## EXERCISE TEXT
########################################

- Genre: Children's television series
- Created by: Roger Bollen; Marilyn Sadler;
- Developed by: Rick Gitelson
- Directed by: Charles E. Bastien
- Voices of: Wilmer Valderrama; Dee Bradley Baker; Tom Kenny; Fred Stoller; Kath Soucie; Nika Futterman; Carlos Alazraqui; Grey DeLisle; Nancy Truman;
- Opening theme: "Handy Manny Theme Song" performed by Los Lobos
- Ending theme: "Handy Manny Theme Song" (Instrumental)
- Composers: Fernando Rivas; Daniel Fernandez (season 3);
- Countries of origin: United States; Canada;
- Original languages: English Spanish
- No. of seasons: 3
- No. of episodes: 113 (208 segments) (list of episodes)

Production
- Executive producers: Marylin Sadler; Rick Gitelson; Roger Bollen; Scott Dyer;
- Producers: Vanessa Tilley Jane Sobol
- Running time: 24 minutes (12 minutes per segments) 20 minutes (specials) 30 minutes
- Production company: Nelvana Limited

Original release
- Network: Playhouse Disney
- Release: September 16, 2006 – January 17, 2011
- Network: Disney Junior
- Release: February 14, 2011 – February 14, 2013

= Handy Manny =

Animated children's television series

Handy Manny is an animated preschool children's television series that premiered on September 16, 2006, originally as part of Disney Channel's Playhouse Disney block, and aired until February 14, 2013. Created by Roger Bollen and Marilyn Sadler and developed for TV by Rick Gitelson, its animation was produced by Canada-based studio Nelvana Limited. It features the voices of Wilmer Valderrama, Dee Bradley Baker, Tom Kenny, Fred Stoller, Nika Futterman, Kath Soucie, Carlos Alazraqui, Grey DeLisle, and Nancy Truman. The theme song is performed by Los Lobos.

==Premise==
Set in the fictional city of Sheetrock Hills, California, the titular character, Manny, is a handyman who owns a workshop where he works with his anthropomorphic talking tools.

==Episodes==

Season: Segments; Episodes; Originally released
First released: Last released; Network
1: 50; 26; September 16, 2006; October 8, 2007; Playhouse Disney
2: 74; 40; October 27, 2007; October 4, 2009
3: 38; 47; 19; November 7, 2009; January 17, 2011
54: 27; February 14, 2011; February 14, 2013; Disney Junior

==Characters==

===Manny and the Tools===
- Manny (voiced by Wilmer Valderrama) is a handyman who lives in Sheetrock Hills and owns a workshop, working with the town's residents to help them with repairs and solve problems.

########################################

## INFORMATION SHOWN
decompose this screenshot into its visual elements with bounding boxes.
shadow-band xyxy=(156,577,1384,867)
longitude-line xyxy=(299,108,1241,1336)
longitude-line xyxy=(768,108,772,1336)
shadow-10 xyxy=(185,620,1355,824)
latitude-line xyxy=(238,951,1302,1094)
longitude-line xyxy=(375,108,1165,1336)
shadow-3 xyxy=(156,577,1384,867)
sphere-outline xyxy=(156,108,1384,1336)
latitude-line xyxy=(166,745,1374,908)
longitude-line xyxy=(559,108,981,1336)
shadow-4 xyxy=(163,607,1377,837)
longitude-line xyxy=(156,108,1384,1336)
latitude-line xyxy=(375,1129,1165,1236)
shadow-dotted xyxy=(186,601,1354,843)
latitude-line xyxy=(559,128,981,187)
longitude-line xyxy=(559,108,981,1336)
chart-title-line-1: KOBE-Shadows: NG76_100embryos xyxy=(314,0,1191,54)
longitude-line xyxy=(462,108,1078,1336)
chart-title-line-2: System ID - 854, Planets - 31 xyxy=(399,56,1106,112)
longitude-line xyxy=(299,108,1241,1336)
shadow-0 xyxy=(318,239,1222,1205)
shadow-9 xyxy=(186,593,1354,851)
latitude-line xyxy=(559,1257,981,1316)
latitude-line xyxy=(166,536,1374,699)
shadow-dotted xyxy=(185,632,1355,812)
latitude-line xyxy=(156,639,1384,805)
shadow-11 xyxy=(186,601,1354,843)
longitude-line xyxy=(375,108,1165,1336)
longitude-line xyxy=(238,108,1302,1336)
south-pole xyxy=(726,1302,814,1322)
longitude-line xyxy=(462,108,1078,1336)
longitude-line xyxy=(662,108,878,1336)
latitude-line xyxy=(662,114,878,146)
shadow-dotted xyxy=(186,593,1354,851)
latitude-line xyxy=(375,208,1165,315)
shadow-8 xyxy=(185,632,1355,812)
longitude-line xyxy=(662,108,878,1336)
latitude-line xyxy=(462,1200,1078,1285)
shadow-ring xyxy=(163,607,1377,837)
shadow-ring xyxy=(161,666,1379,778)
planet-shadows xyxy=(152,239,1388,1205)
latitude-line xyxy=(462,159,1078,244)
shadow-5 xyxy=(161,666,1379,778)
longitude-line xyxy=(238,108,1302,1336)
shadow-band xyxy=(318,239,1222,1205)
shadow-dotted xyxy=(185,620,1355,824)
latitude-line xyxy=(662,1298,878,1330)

########################################

## ASSIGNMENT 1
List everyone the Handy Manny article's infobox credits as an executive producer.
## ASSIGNMENT 2
Pick up the Handy Manny article after its final sentence and keep writing.

## RESPONSE 1
Marylin Sadler, Rick Gitelson, Roger Bollen, Scott Dyer

## RESPONSE 2
- Felipe (voiced by Carlos Alazraqui) is a yellow Phillips-head screwdriver who tends to be self-centered and overconfident. His ideas sometimes make problems much worse, which annoys Turner.
- Turner (voiced by Dee Bradley Baker) is a blue flat-head screwdriver who is very sarcastic and bossy to Felipe, usually going against Felipe's overconfidence, but does care for him.
- Pat (voiced by Tom Kenny) is a sky blue claw hammer who is very talkative, fun-loving, idealistic, and unintelligent. He sometimes struggles to control his strength, as he has to conceal his true strength.
- Dusty (voiced by Kath Soucie) is a red hand saw who is intelligent and gives advice. She acts as the big sister of the group and is very good at solving mysteries.
- Squeeze (voiced by Nika Futterman) is a green pair of pliers who is childlike and likes to help out a lot, but she can be a bit impatient to fix things.
- Stretch (voiced by Nika Futterman) is a pink tape measure who speaks with a lisp and can use his tape as an extendable hand. He is good at measuring and mathematics and has a good memory.
- Rusty (voiced by Fred Stoller) is an orange monkey wrench and the second-oldest tool. He is cowardly and easily scared, often needing reassurance from his fellow tools and Manny.
- Flicker (voiced by Grey DeLisle) is an orange and blue flashlight and the youngest of the tools. He flashes his light whenever he is excited.
- Zip (voiced by Eddie Deezen) is a power socket and a member of the Automotive Team, who is knowledgeable and very hardworking.
- Sneeze (voiced by Tom Kenny) is an aquamarine and orange vacuum cleaner and a member of the Automotive Team, who sneezes saw dust and other things.
- Ticks (voiced by Jesse Corti) and Totts (voiced by Cristobal Parson) are socket wrenches and twin brothers who are members of the Automotive Team. They are bilingual, as they speak English and Spanish.
- Roland (voiced by Bill Fagerbakke) is a toolbox who carries the members of the Automotive Team.
- Lefty (voiced by Mark DeCarlo), Lily (voiced by Grey DeLisle), and Junior (voiced by Kath Soucie) are combination wrenches and members of the Automotive Team, who are a happy family and support each other.
- Beamer (voiced by Steve Moreno) is a laser level who Carmella later takes in as her own tool.
- Spinner (voiced by Carlos Alazraqui) is a power tool who is considered the fastest power drill in Concrete Falls and is best friends with Jack.
- Jack (voiced by Daran Norris) is a jackhammer and one of the power tools.
- Pinzas (voiced by Kath Soucie) is a purple pair of needle nose pliers.
- Fix-It is a robotic dog who lives in Manny's workshop.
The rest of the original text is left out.